Collect every line that includes the string "name".

• **Excerpted data**:
--*--

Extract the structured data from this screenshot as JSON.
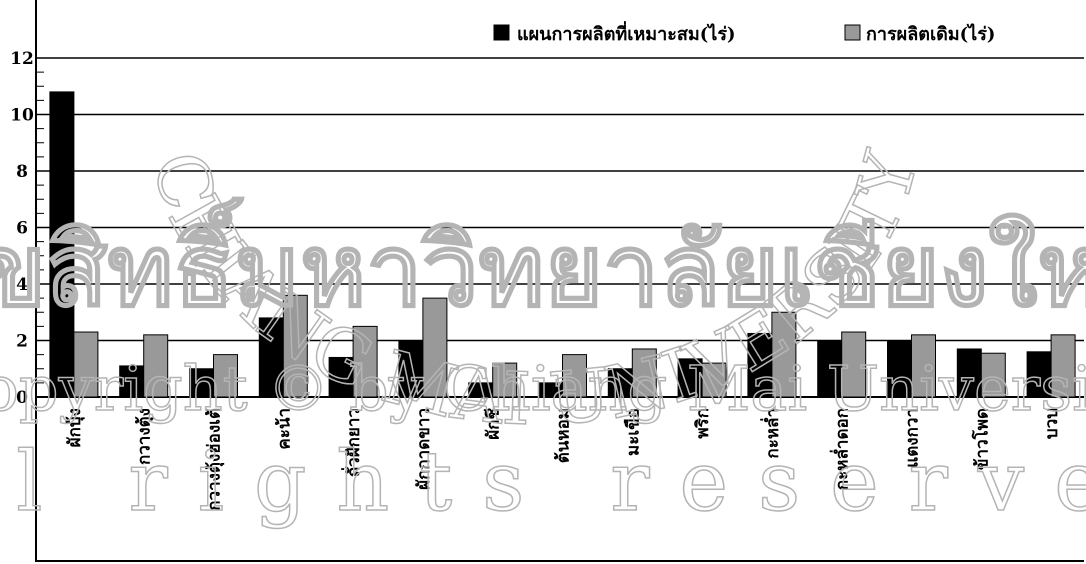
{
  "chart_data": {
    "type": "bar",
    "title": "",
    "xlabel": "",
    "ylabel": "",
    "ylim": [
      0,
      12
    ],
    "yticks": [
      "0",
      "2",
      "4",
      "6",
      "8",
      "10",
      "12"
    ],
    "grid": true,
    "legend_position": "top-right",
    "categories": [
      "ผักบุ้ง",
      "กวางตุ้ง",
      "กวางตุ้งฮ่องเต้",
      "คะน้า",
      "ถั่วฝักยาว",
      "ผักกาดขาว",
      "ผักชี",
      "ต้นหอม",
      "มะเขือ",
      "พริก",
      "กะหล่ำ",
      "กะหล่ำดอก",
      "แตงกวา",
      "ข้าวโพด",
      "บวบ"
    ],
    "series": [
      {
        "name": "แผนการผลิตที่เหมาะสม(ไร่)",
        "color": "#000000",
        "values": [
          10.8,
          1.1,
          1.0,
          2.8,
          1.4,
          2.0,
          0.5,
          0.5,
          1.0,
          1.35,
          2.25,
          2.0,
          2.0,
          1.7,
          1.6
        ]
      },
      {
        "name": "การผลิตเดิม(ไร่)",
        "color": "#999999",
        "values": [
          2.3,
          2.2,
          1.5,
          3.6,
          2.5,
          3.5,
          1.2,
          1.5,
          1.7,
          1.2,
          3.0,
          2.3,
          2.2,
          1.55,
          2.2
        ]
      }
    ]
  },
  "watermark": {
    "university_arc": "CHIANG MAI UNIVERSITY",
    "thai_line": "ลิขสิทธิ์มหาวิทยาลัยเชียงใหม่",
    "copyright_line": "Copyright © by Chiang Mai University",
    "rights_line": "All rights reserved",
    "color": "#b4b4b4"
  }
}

--*--

• **Solution for this exercise**:
        "name": "แผนการผลิตที่เหมาะสม(ไร่)",
        "name": "การผลิตเดิม(ไร่)",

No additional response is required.